Task prompt =
Return a copy of each line that holds the string "Maximum".
───── Exercise inputs
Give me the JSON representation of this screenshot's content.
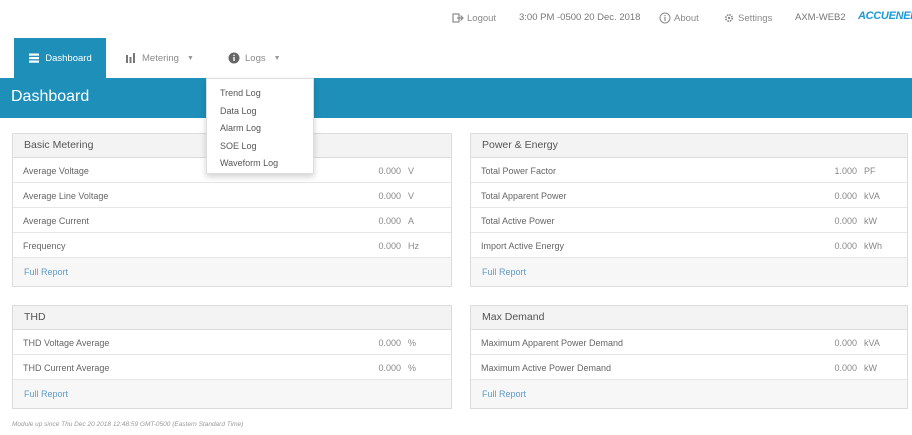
{
  "topbar": {
    "logout_label": "Logout",
    "datetime": "3:00 PM -0500 20 Dec. 2018",
    "about_label": "About",
    "settings_label": "Settings",
    "device": "AXM-WEB2",
    "brand": "ACCUENERGY"
  },
  "nav": {
    "dashboard": "Dashboard",
    "metering": "Metering",
    "logs": "Logs"
  },
  "logs_menu": [
    "Trend Log",
    "Data Log",
    "Alarm Log",
    "SOE Log",
    "Waveform Log"
  ],
  "page_title": "Dashboard",
  "panels": {
    "basic": {
      "title": "Basic Metering",
      "rows": [
        {
          "label": "Average Voltage",
          "value": "0.000",
          "unit": "V"
        },
        {
          "label": "Average Line Voltage",
          "value": "0.000",
          "unit": "V"
        },
        {
          "label": "Average Current",
          "value": "0.000",
          "unit": "A"
        },
        {
          "label": "Frequency",
          "value": "0.000",
          "unit": "Hz"
        }
      ],
      "report": "Full Report"
    },
    "power": {
      "title": "Power & Energy",
      "rows": [
        {
          "label": "Total Power Factor",
          "value": "1.000",
          "unit": "PF"
        },
        {
          "label": "Total Apparent Power",
          "value": "0.000",
          "unit": "kVA"
        },
        {
          "label": "Total Active Power",
          "value": "0.000",
          "unit": "kW"
        },
        {
          "label": "Import Active Energy",
          "value": "0.000",
          "unit": "kWh"
        }
      ],
      "report": "Full Report"
    },
    "thd": {
      "title": "THD",
      "rows": [
        {
          "label": "THD Voltage Average",
          "value": "0.000",
          "unit": "%"
        },
        {
          "label": "THD Current Average",
          "value": "0.000",
          "unit": "%"
        }
      ],
      "report": "Full Report"
    },
    "demand": {
      "title": "Max Demand",
      "rows": [
        {
          "label": "Maximum Apparent Power Demand",
          "value": "0.000",
          "unit": "kVA"
        },
        {
          "label": "Maximum Active Power Demand",
          "value": "0.000",
          "unit": "kW"
        }
      ],
      "report": "Full Report"
    }
  },
  "footer": "Module up since Thu Dec 20 2018 12:48:59 GMT-0500 (Eastern Standard Time)",
  "colors": {
    "accent": "#1d8fb8",
    "link": "#5d9cc8",
    "brand": "#1a9ad6"
  }
}
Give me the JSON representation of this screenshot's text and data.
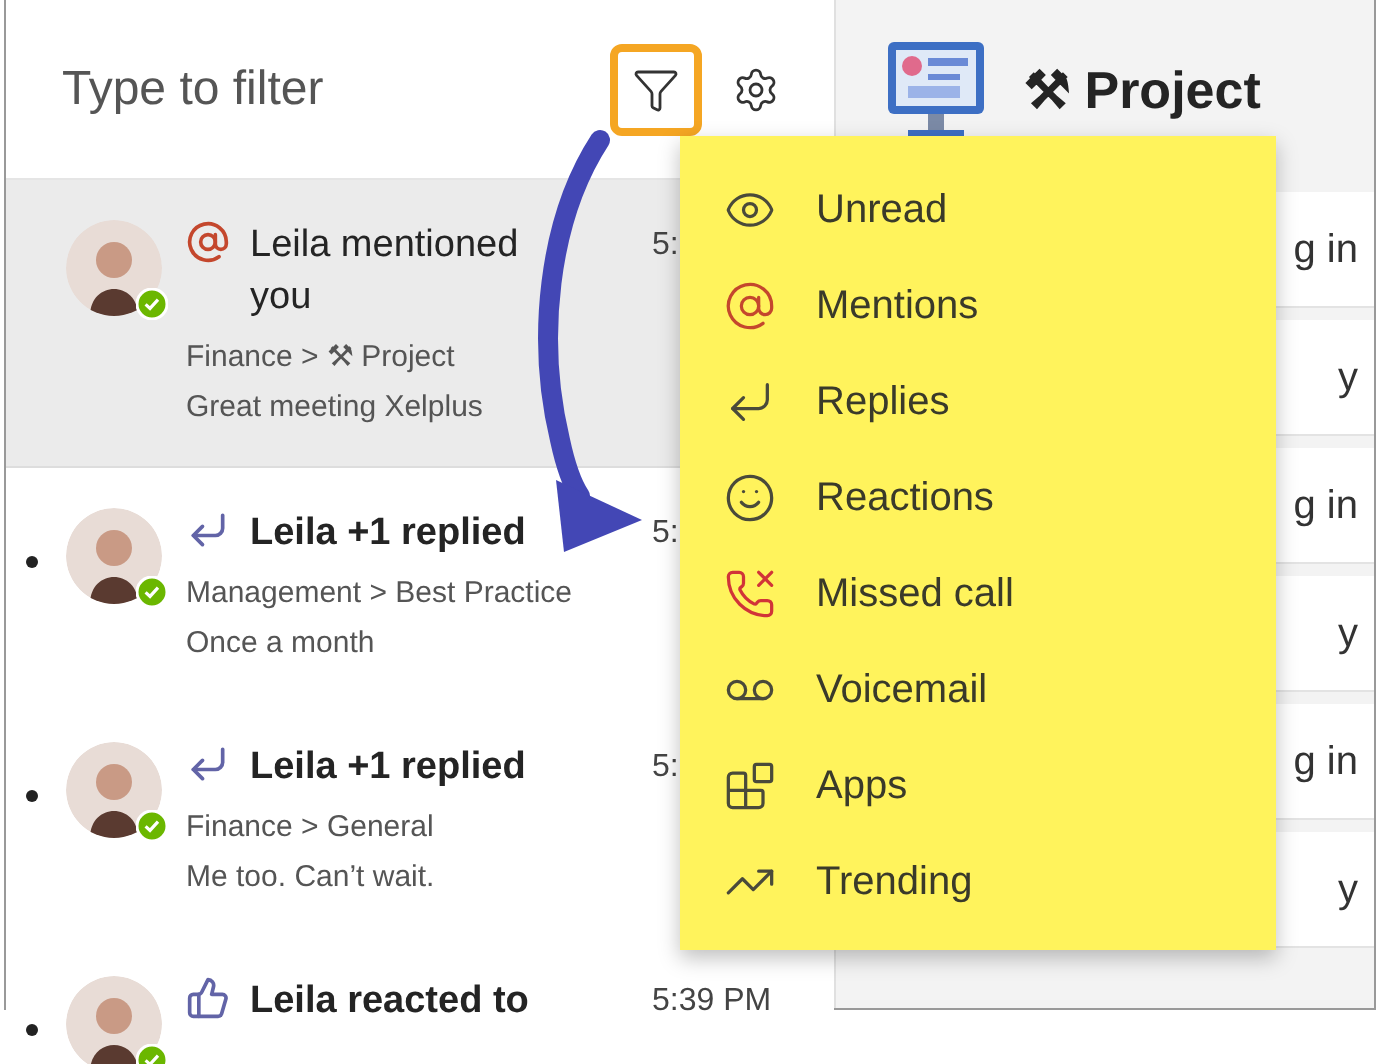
{
  "header": {
    "placeholder": "Type to filter",
    "filter_button": {
      "highlighted": true
    }
  },
  "feed": [
    {
      "kind": "mention",
      "unread": false,
      "selected": true,
      "title": "Leila mentioned you",
      "time": "5:",
      "location": "Finance > ⚒ Project",
      "preview": "Great meeting Xelplus"
    },
    {
      "kind": "reply",
      "unread": true,
      "selected": false,
      "title": "Leila +1 replied",
      "time": "5:",
      "location": "Management > Best Practice",
      "preview": "Once a month"
    },
    {
      "kind": "reply",
      "unread": true,
      "selected": false,
      "title": "Leila +1 replied",
      "time": "5:",
      "location": "Finance > General",
      "preview": "Me too. Can’t wait."
    },
    {
      "kind": "reaction",
      "unread": true,
      "selected": false,
      "title": "Leila reacted to",
      "time": "5:39 PM"
    }
  ],
  "channel": {
    "title": "⚒ Project"
  },
  "right_rows": [
    {
      "text": "g in"
    },
    {
      "text": "y"
    },
    {
      "text": "g in"
    },
    {
      "text": "y"
    },
    {
      "text": "g in"
    },
    {
      "text": "y"
    }
  ],
  "filter_menu": [
    {
      "kind": "unread",
      "label": "Unread"
    },
    {
      "kind": "mentions",
      "label": "Mentions"
    },
    {
      "kind": "replies",
      "label": "Replies"
    },
    {
      "kind": "reactions",
      "label": "Reactions"
    },
    {
      "kind": "missed_call",
      "label": "Missed call"
    },
    {
      "kind": "voicemail",
      "label": "Voicemail"
    },
    {
      "kind": "apps",
      "label": "Apps"
    },
    {
      "kind": "trending",
      "label": "Trending"
    }
  ]
}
──────────
Expected answer =
          "label": "Maximum Apparent Power Demand",
          "label": "Maximum Active Power Demand",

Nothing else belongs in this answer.